**WHAT YOU WILL DO:** Write out every line of the material as it stands, apart from the pictures.

── PROVIDED DATA

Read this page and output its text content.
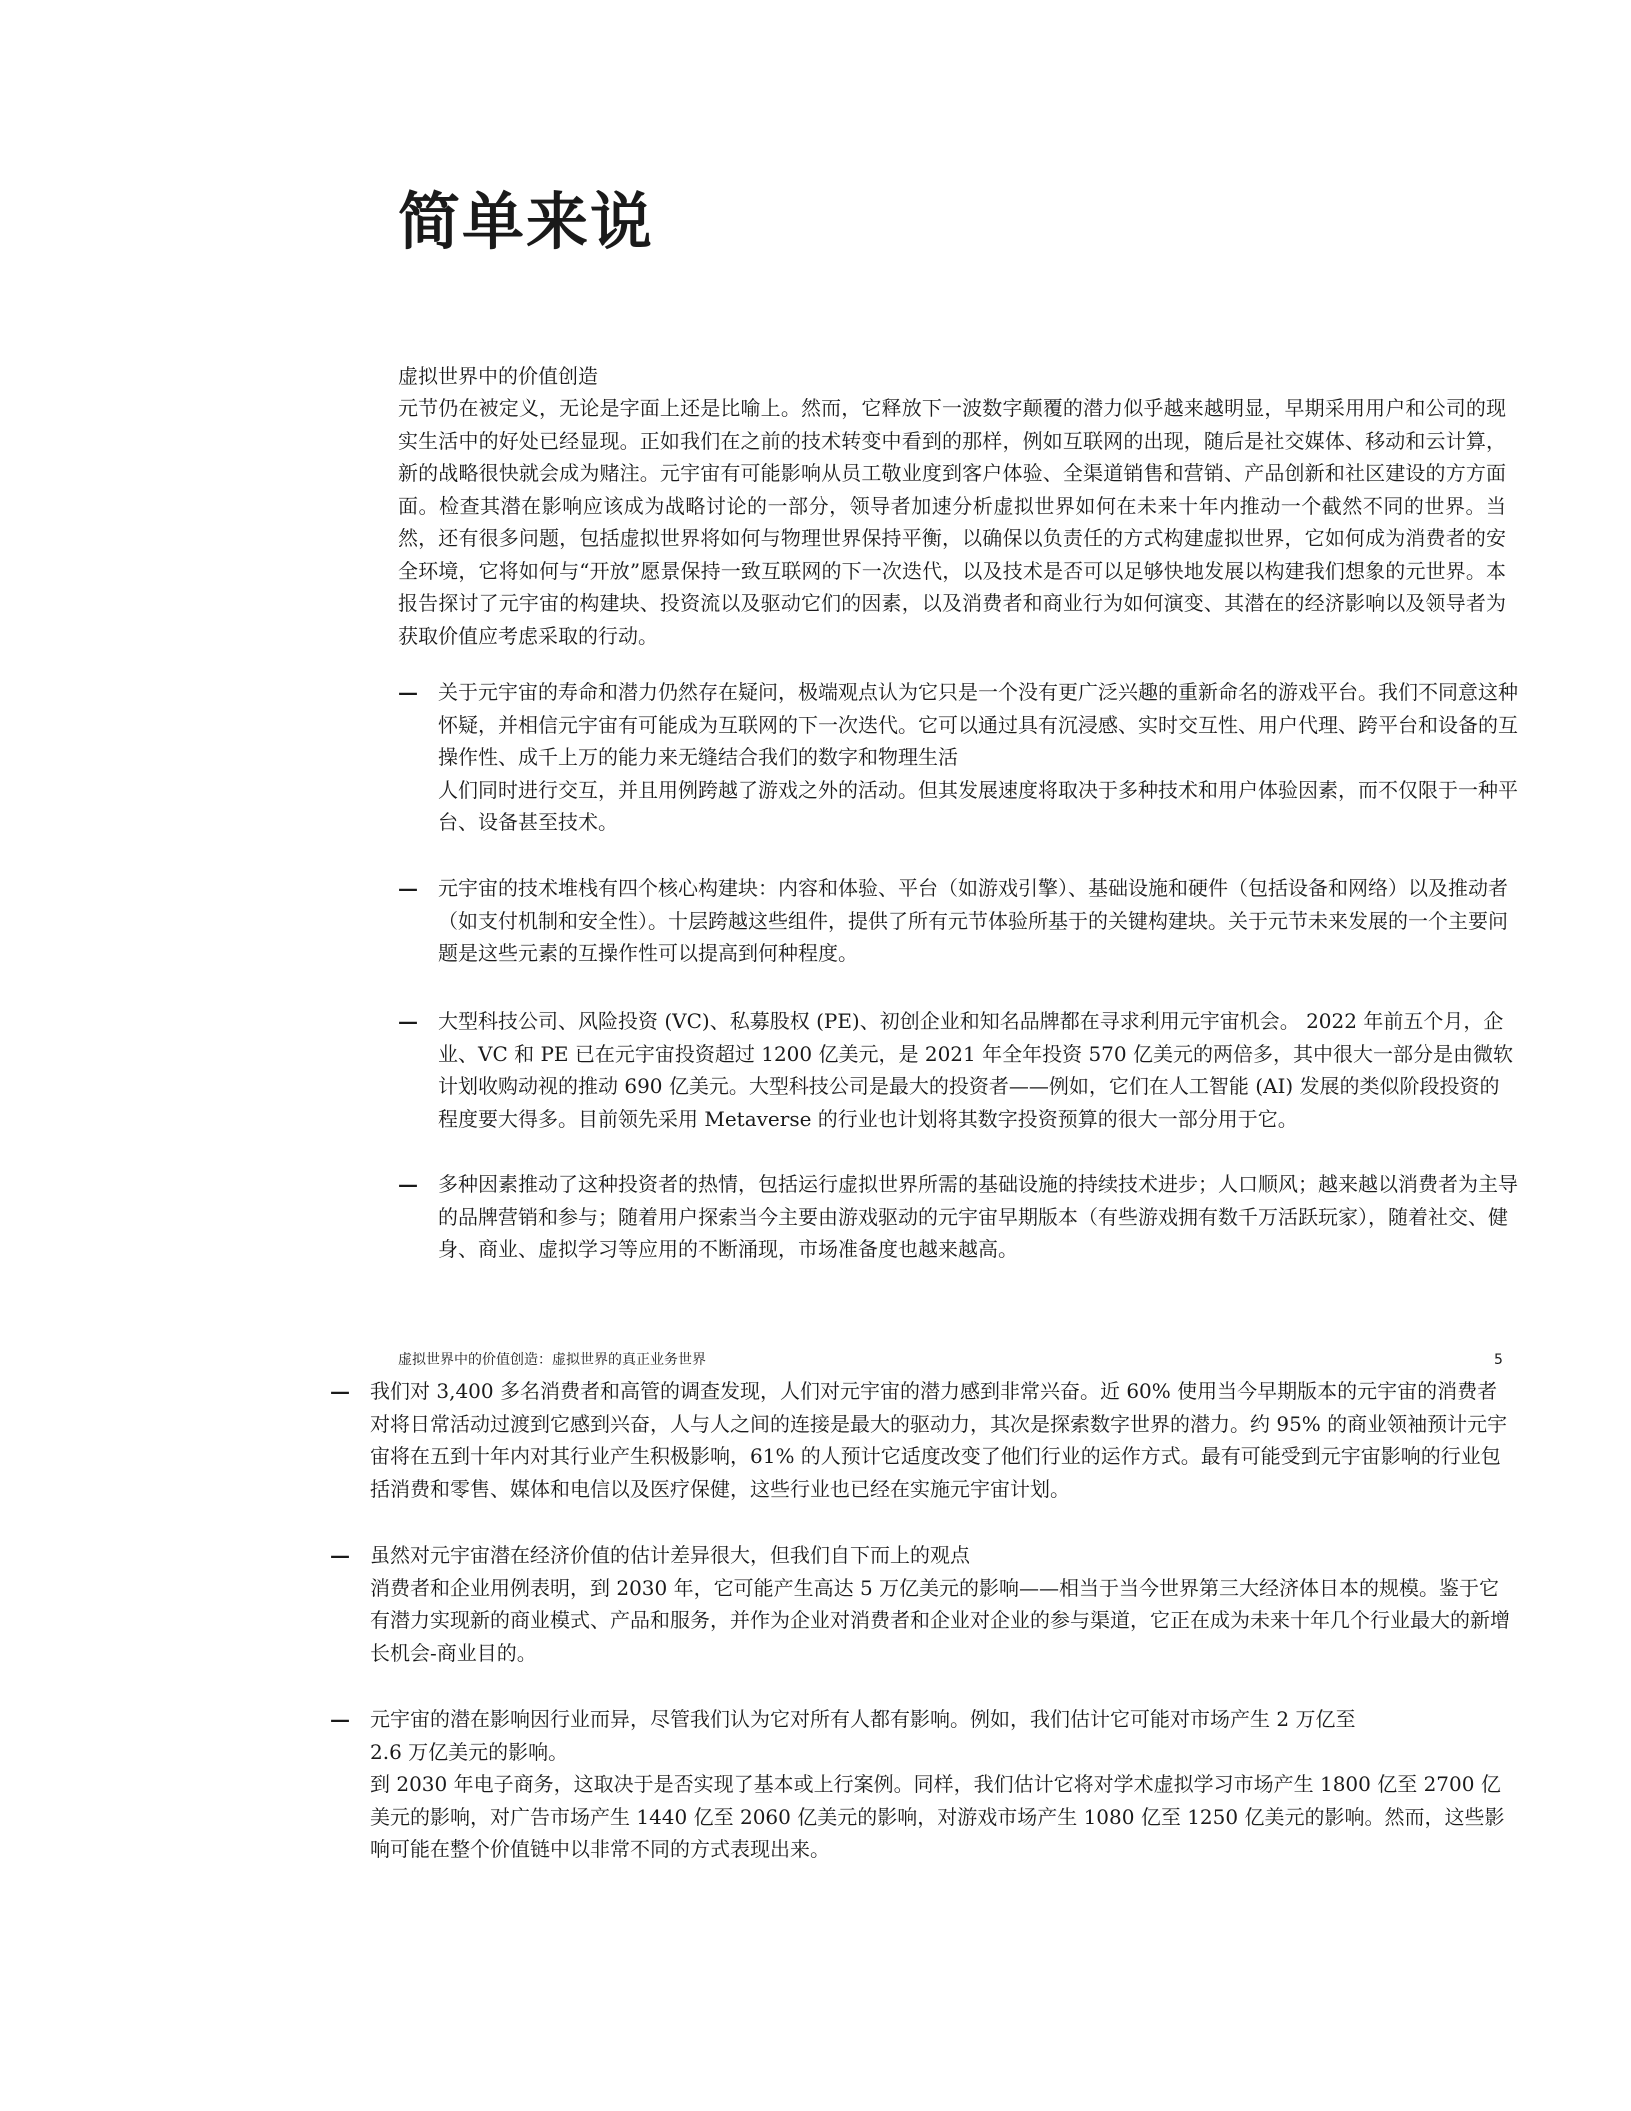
简单来说

虚拟世界中的价值创造

元节仍在被定义，无论是字面上还是比喻上。然而，它释放下一波数字颠覆的潜力似乎越来越明显，早期采用用户和公司的现实生活中的好处已经显现。正如我们在之前的技术转变中看到的那样，例如互联网的出现，随后是社交媒体、移动和云计算，新的战略很快就会成为赌注。元宇宙有可能影响从员工敬业度到客户体验、全渠道销售和营销、产品创新和社区建设的方方面面。检查其潜在影响应该成为战略讨论的一部分，领导者加速分析虚拟世界如何在未来十年内推动一个截然不同的世界。当然，还有很多问题，包括虚拟世界将如何与物理世界保持平衡，以确保以负责任的方式构建虚拟世界，它如何成为消费者的安全环境，它将如何与“开放”愿景保持一致互联网的下一次迭代，以及技术是否可以足够快地发展以构建我们想象的元世界。本报告探讨了元宇宙的构建块、投资流以及驱动它们的因素，以及消费者和商业行为如何演变、其潜在的经济影响以及领导者为获取价值应考虑采取的行动。

— 关于元宇宙的寿命和潜力仍然存在疑问，极端观点认为它只是一个没有更广泛兴趣的重新命名的游戏平台。我们不同意这种怀疑，并相信元宇宙有可能成为互联网的下一次迭代。它可以通过具有沉浸感、实时交互性、用户代理、跨平台和设备的互操作性、成千上万的能力来无缝结合我们的数字和物理生活

人们同时进行交互，并且用例跨越了游戏之外的活动。但其发展速度将取决于多种技术和用户体验因素，而不仅限于一种平台、设备甚至技术。

— 元宇宙的技术堆栈有四个核心构建块：内容和体验、平台（如游戏引擎）、基础设施和硬件（包括设备和网络）以及推动者（如支付机制和安全性）。十层跨越这些组件，提供了所有元节体验所基于的关键构建块。关于元节未来发展的一个主要问题是这些元素的互操作性可以提高到何种程度。

— 大型科技公司、风险投资 (VC)、私募股权 (PE)、初创企业和知名品牌都在寻求利用元宇宙机会。 2022 年前五个月，企业、VC 和 PE 已在元宇宙投资超过 1200 亿美元，是 2021 年全年投资 570 亿美元的两倍多，其中很大一部分是由微软计划收购动视的推动 690 亿美元。大型科技公司是最大的投资者——例如，它们在人工智能 (AI) 发展的类似阶段投资的程度要大得多。目前领先采用 Metaverse 的行业也计划将其数字投资预算的很大一部分用于它。

— 多种因素推动了这种投资者的热情，包括运行虚拟世界所需的基础设施的持续技术进步；人口顺风；越来越以消费者为主导的品牌营销和参与；随着用户探索当今主要由游戏驱动的元宇宙早期版本（有些游戏拥有数千万活跃玩家），随着社交、健身、商业、虚拟学习等应用的不断涌现，市场准备度也越来越高。

虚拟世界中的价值创造：虚拟世界的真正业务世界	5
— 我们对 3,400 多名消费者和高管的调查发现，人们对元宇宙的潜力感到非常兴奋。近 60% 使用当今早期版本的元宇宙的消费者对将日常活动过渡到它感到兴奋，人与人之间的连接是最大的驱动力，其次是探索数字世界的潜力。约 95% 的商业领袖预计元宇宙将在五到十年内对其行业产生积极影响，61% 的人预计它适度改变了他们行业的运作方式。最有可能受到元宇宙影响的行业包括消费和零售、媒体和电信以及医疗保健，这些行业也已经在实施元宇宙计划。

— 虽然对元宇宙潜在经济价值的估计差异很大，但我们自下而上的观点

消费者和企业用例表明，到 2030 年，它可能产生高达 5 万亿美元的影响——相当于当今世界第三大经济体日本的规模。鉴于它有潜力实现新的商业模式、产品和服务，并作为企业对消费者和企业对企业的参与渠道，它正在成为未来十年几个行业最大的新增长机会-商业目的。

— 元宇宙的潜在影响因行业而异，尽管我们认为它对所有人都有影响。例如，我们估计它可能对市场产生 2 万亿至

2.6 万亿美元的影响。

到 2030 年电子商务，这取决于是否实现了基本或上行案例。同样，我们估计它将对学术虚拟学习市场产生 1800 亿至 2700 亿美元的影响，对广告市场产生 1440 亿至 2060 亿美元的影响，对游戏市场产生 1080 亿至 1250 亿美元的影响。然而，这些影响可能在整个价值链中以非常不同的方式表现出来。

────

**RESPONSE TO THIS EXERCISE:**
Read this page and output its text content.
简单来说

虚拟世界中的价值创造

元节仍在被定义，无论是字面上还是比喻上。然而，它释放下一波数字颠覆的潜力似乎越来越明显，早期采用用户和公司的现实生活中的好处已经显现。正如我们在之前的技术转变中看到的那样，例如互联网的出现，随后是社交媒体、移动和云计算，新的战略很快就会成为赌注。元宇宙有可能影响从员工敬业度到客户体验、全渠道销售和营销、产品创新和社区建设的方方面面。检查其潜在影响应该成为战略讨论的一部分，领导者加速分析虚拟世界如何在未来十年内推动一个截然不同的世界。当然，还有很多问题，包括虚拟世界将如何与物理世界保持平衡，以确保以负责任的方式构建虚拟世界，它如何成为消费者的安全环境，它将如何与“开放”愿景保持一致互联网的下一次迭代，以及技术是否可以足够快地发展以构建我们想象的元世界。本报告探讨了元宇宙的构建块、投资流以及驱动它们的因素，以及消费者和商业行为如何演变、其潜在的经济影响以及领导者为获取价值应考虑采取的行动。

— 关于元宇宙的寿命和潜力仍然存在疑问，极端观点认为它只是一个没有更广泛兴趣的重新命名的游戏平台。我们不同意这种怀疑，并相信元宇宙有可能成为互联网的下一次迭代。它可以通过具有沉浸感、实时交互性、用户代理、跨平台和设备的互操作性、成千上万的能力来无缝结合我们的数字和物理生活

人们同时进行交互，并且用例跨越了游戏之外的活动。但其发展速度将取决于多种技术和用户体验因素，而不仅限于一种平台、设备甚至技术。

— 元宇宙的技术堆栈有四个核心构建块：内容和体验、平台（如游戏引擎）、基础设施和硬件（包括设备和网络）以及推动者（如支付机制和安全性）。十层跨越这些组件，提供了所有元节体验所基于的关键构建块。关于元节未来发展的一个主要问题是这些元素的互操作性可以提高到何种程度。

— 大型科技公司、风险投资 (VC)、私募股权 (PE)、初创企业和知名品牌都在寻求利用元宇宙机会。 2022 年前五个月，企业、VC 和 PE 已在元宇宙投资超过 1200 亿美元，是 2021 年全年投资 570 亿美元的两倍多，其中很大一部分是由微软计划收购动视的推动 690 亿美元。大型科技公司是最大的投资者——例如，它们在人工智能 (AI) 发展的类似阶段投资的程度要大得多。目前领先采用 Metaverse 的行业也计划将其数字投资预算的很大一部分用于它。

— 多种因素推动了这种投资者的热情，包括运行虚拟世界所需的基础设施的持续技术进步；人口顺风；越来越以消费者为主导的品牌营销和参与；随着用户探索当今主要由游戏驱动的元宇宙早期版本（有些游戏拥有数千万活跃玩家），随着社交、健身、商业、虚拟学习等应用的不断涌现，市场准备度也越来越高。

虚拟世界中的价值创造：虚拟世界的真正业务世界	5
— 我们对 3,400 多名消费者和高管的调查发现，人们对元宇宙的潜力感到非常兴奋。近 60% 使用当今早期版本的元宇宙的消费者对将日常活动过渡到它感到兴奋，人与人之间的连接是最大的驱动力，其次是探索数字世界的潜力。约 95% 的商业领袖预计元宇宙将在五到十年内对其行业产生积极影响，61% 的人预计它适度改变了他们行业的运作方式。最有可能受到元宇宙影响的行业包括消费和零售、媒体和电信以及医疗保健，这些行业也已经在实施元宇宙计划。

— 虽然对元宇宙潜在经济价值的估计差异很大，但我们自下而上的观点

消费者和企业用例表明，到 2030 年，它可能产生高达 5 万亿美元的影响——相当于当今世界第三大经济体日本的规模。鉴于它有潜力实现新的商业模式、产品和服务，并作为企业对消费者和企业对企业的参与渠道，它正在成为未来十年几个行业最大的新增长机会-商业目的。

— 元宇宙的潜在影响因行业而异，尽管我们认为它对所有人都有影响。例如，我们估计它可能对市场产生 2 万亿至

2.6 万亿美元的影响。

到 2030 年电子商务，这取决于是否实现了基本或上行案例。同样，我们估计它将对学术虚拟学习市场产生 1800 亿至 2700 亿美元的影响，对广告市场产生 1440 亿至 2060 亿美元的影响，对游戏市场产生 1080 亿至 1250 亿美元的影响。然而，这些影响可能在整个价值链中以非常不同的方式表现出来。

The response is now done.